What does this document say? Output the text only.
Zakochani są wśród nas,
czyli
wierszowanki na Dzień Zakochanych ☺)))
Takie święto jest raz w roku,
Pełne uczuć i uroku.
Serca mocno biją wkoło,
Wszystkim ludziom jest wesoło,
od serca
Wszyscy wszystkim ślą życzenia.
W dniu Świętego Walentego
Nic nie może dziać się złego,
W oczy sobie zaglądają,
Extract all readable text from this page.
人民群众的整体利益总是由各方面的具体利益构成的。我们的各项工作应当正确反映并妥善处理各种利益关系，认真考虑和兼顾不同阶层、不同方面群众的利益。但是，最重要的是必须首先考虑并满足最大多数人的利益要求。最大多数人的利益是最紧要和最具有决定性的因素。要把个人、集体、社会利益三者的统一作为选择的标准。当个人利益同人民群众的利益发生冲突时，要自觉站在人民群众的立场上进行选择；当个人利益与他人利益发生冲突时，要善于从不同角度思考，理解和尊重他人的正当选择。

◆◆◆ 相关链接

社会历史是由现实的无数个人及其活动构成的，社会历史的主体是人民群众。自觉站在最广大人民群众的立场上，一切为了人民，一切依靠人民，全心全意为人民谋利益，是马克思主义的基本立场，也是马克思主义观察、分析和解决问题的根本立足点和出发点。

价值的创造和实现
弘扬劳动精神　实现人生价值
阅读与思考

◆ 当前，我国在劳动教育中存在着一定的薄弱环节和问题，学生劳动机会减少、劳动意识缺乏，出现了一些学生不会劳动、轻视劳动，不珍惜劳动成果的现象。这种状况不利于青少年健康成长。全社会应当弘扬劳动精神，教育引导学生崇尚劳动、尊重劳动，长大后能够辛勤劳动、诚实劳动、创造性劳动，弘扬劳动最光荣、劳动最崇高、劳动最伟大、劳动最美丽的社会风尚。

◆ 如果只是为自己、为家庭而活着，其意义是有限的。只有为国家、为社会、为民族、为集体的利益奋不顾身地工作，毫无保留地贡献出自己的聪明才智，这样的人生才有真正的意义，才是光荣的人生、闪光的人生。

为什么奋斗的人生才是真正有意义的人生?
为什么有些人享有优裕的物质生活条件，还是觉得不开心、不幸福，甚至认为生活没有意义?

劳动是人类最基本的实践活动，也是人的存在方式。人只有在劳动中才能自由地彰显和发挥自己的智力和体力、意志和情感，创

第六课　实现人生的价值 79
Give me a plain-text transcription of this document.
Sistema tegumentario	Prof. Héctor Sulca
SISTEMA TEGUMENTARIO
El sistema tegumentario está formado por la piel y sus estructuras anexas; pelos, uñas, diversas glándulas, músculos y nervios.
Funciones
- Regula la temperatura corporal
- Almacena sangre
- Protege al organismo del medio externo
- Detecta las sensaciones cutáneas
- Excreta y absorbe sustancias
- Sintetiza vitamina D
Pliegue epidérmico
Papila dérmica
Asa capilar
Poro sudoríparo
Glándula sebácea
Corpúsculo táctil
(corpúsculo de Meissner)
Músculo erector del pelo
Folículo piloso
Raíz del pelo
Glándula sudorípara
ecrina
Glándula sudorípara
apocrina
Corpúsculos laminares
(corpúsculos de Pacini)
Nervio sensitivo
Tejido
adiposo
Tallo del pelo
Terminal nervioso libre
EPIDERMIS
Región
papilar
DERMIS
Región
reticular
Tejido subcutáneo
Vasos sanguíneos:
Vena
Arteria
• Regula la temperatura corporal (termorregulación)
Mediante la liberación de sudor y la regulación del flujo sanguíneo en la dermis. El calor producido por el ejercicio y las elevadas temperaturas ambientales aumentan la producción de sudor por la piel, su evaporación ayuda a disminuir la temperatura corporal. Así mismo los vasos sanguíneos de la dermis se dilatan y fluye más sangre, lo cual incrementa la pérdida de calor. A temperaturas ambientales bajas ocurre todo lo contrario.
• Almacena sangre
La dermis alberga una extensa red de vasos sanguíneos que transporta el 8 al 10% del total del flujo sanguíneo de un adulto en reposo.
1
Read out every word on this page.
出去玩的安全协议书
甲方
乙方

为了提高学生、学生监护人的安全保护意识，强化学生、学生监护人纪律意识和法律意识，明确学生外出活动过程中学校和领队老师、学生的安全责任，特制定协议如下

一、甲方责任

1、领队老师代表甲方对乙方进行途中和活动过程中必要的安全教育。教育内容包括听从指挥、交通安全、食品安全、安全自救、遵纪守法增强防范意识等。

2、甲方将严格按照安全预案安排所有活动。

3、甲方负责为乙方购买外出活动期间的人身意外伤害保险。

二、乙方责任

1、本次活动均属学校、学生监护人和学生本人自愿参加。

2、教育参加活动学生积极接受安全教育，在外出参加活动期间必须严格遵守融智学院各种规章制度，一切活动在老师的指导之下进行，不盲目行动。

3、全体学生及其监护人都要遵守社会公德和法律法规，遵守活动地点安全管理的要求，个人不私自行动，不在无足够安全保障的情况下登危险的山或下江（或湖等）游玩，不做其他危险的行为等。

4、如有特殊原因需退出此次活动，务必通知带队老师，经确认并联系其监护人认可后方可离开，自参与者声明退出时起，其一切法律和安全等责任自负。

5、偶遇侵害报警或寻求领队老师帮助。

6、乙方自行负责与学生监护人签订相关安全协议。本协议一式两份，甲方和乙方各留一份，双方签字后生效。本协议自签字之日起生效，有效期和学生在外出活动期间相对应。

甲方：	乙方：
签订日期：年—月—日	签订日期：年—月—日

____________________

The lines to collect are those holding the string "page"; copy them all.

ANSWER TO THE EXERCISE:
Extract all readable text from this page.
Read out every word on this page.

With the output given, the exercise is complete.